*Stored entries*:
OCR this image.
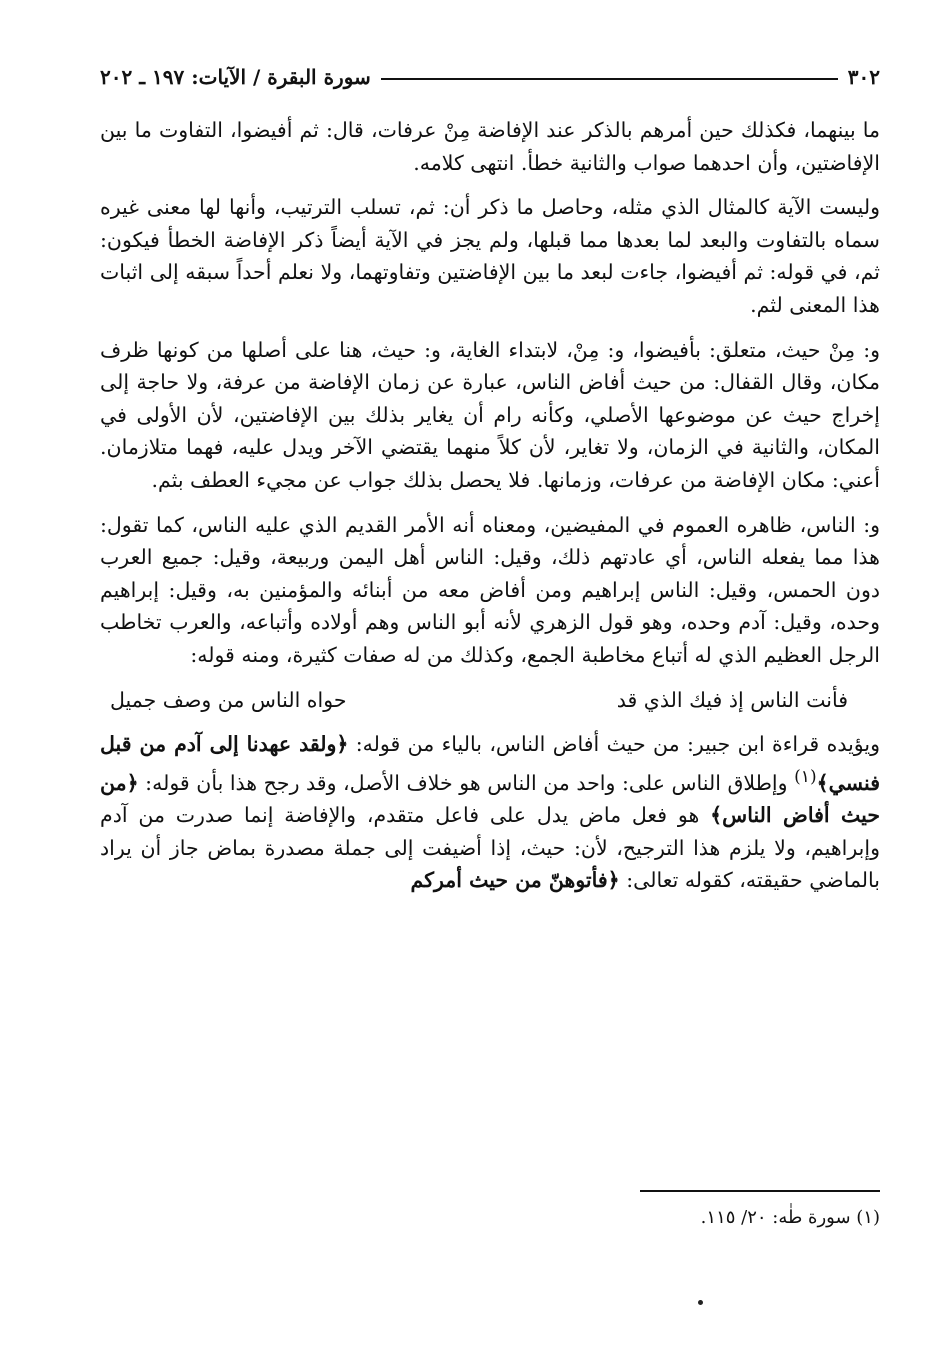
٣٠٢
سورة البقرة / الآيات: ١٩٧ ـ ٢٠٢

ما بينهما، فكذلك حين أمرهم بالذكر عند الإفاضة مِنْ عرفات، قال: ثم أفيضوا، التفاوت ما بين الإفاضتين، وأن احدهما صواب والثانية خطأ. انتهى كلامه.

وليست الآية كالمثال الذي مثله، وحاصل ما ذكر أن: ثم، تسلب الترتيب، وأنها لها معنى غيره سماه بالتفاوت والبعد لما بعدها مما قبلها، ولم يجز في الآية أيضاً ذكر الإفاضة الخطأ فيكون: ثم، في قوله: ثم أفيضوا، جاءت لبعد ما بين الإفاضتين وتفاوتهما، ولا نعلم أحداً سبقه إلى اثبات هذا المعنى لثم.

و: مِنْ حيث، متعلق: بأفيضوا، و: مِنْ، لابتداء الغاية، و: حيث، هنا على أصلها من كونها ظرف مكان، وقال القفال: من حيث أفاض الناس، عبارة عن زمان الإفاضة من عرفة، ولا حاجة إلى إخراج حيث عن موضوعها الأصلي، وكأنه رام أن يغاير بذلك بين الإفاضتين، لأن الأولى في المكان، والثانية في الزمان، ولا تغاير، لأن كلاً منهما يقتضي الآخر ويدل عليه، فهما متلازمان. أعني: مكان الإفاضة من عرفات، وزمانها. فلا يحصل بذلك جواب عن مجيء العطف بثم.

و: الناس، ظاهره العموم في المفيضين، ومعناه أنه الأمر القديم الذي عليه الناس، كما تقول: هذا مما يفعله الناس، أي عادتهم ذلك، وقيل: الناس أهل اليمن وربيعة، وقيل: جميع العرب دون الحمس، وقيل: الناس إبراهيم ومن أفاض معه من أبنائه والمؤمنين به، وقيل: إبراهيم وحده، وقيل: آدم وحده، وهو قول الزهري لأنه أبو الناس وهم أولاده وأتباعه، والعرب تخاطب الرجل العظيم الذي له أتباع مخاطبة الجمع، وكذلك من له صفات كثيرة، ومنه قوله:

فأنت الناس إذ فيك الذي قد
حواه الناس من وصف جميل

ويؤيده قراءة ابن جبير: من حيث أفاض الناس، بالياء من قوله: ﴿ولقد عهدنا إلى آدم من قبل فنسي﴾$^{(١)}$ وإطلاق الناس على: واحد من الناس هو خلاف الأصل، وقد رجح هذا بأن قوله: ﴿من حيث أفاض الناس﴾ هو فعل ماض يدل على فاعل متقدم، والإفاضة إنما صدرت من آدم وإبراهيم، ولا يلزم هذا الترجيح، لأن: حيث، إذا أضيفت إلى جملة مصدرة بماض جاز أن يراد بالماضي حقيقته، كقوله تعالى: ﴿فأتوهنّ من حيث أمركم

(١) سورة طٰه: ٢٠/ ١١٥.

*Request*:
Write every entry out again exactly, dropping the pictures.

*Task output*:
OCR this image.
٣٠٢
سورة البقرة / الآيات: ١٩٧ ـ ٢٠٢

ما بينهما، فكذلك حين أمرهم بالذكر عند الإفاضة مِنْ عرفات، قال: ثم أفيضوا، التفاوت ما بين الإفاضتين، وأن احدهما صواب والثانية خطأ. انتهى كلامه.

وليست الآية كالمثال الذي مثله، وحاصل ما ذكر أن: ثم، تسلب الترتيب، وأنها لها معنى غيره سماه بالتفاوت والبعد لما بعدها مما قبلها، ولم يجز في الآية أيضاً ذكر الإفاضة الخطأ فيكون: ثم، في قوله: ثم أفيضوا، جاءت لبعد ما بين الإفاضتين وتفاوتهما، ولا نعلم أحداً سبقه إلى اثبات هذا المعنى لثم.

و: مِنْ حيث، متعلق: بأفيضوا، و: مِنْ، لابتداء الغاية، و: حيث، هنا على أصلها من كونها ظرف مكان، وقال القفال: من حيث أفاض الناس، عبارة عن زمان الإفاضة من عرفة، ولا حاجة إلى إخراج حيث عن موضوعها الأصلي، وكأنه رام أن يغاير بذلك بين الإفاضتين، لأن الأولى في المكان، والثانية في الزمان، ولا تغاير، لأن كلاً منهما يقتضي الآخر ويدل عليه، فهما متلازمان. أعني: مكان الإفاضة من عرفات، وزمانها. فلا يحصل بذلك جواب عن مجيء العطف بثم.

و: الناس، ظاهره العموم في المفيضين، ومعناه أنه الأمر القديم الذي عليه الناس، كما تقول: هذا مما يفعله الناس، أي عادتهم ذلك، وقيل: الناس أهل اليمن وربيعة، وقيل: جميع العرب دون الحمس، وقيل: الناس إبراهيم ومن أفاض معه من أبنائه والمؤمنين به، وقيل: إبراهيم وحده، وقيل: آدم وحده، وهو قول الزهري لأنه أبو الناس وهم أولاده وأتباعه، والعرب تخاطب الرجل العظيم الذي له أتباع مخاطبة الجمع، وكذلك من له صفات كثيرة، ومنه قوله:

فأنت الناس إذ فيك الذي قد
حواه الناس من وصف جميل

ويؤيده قراءة ابن جبير: من حيث أفاض الناس، بالياء من قوله: ﴿ولقد عهدنا إلى آدم من قبل فنسي﴾$^{(١)}$ وإطلاق الناس على: واحد من الناس هو خلاف الأصل، وقد رجح هذا بأن قوله: ﴿من حيث أفاض الناس﴾ هو فعل ماض يدل على فاعل متقدم، والإفاضة إنما صدرت من آدم وإبراهيم، ولا يلزم هذا الترجيح، لأن: حيث، إذا أضيفت إلى جملة مصدرة بماض جاز أن يراد بالماضي حقيقته، كقوله تعالى: ﴿فأتوهنّ من حيث أمركم

(١) سورة طٰه: ٢٠/ ١١٥.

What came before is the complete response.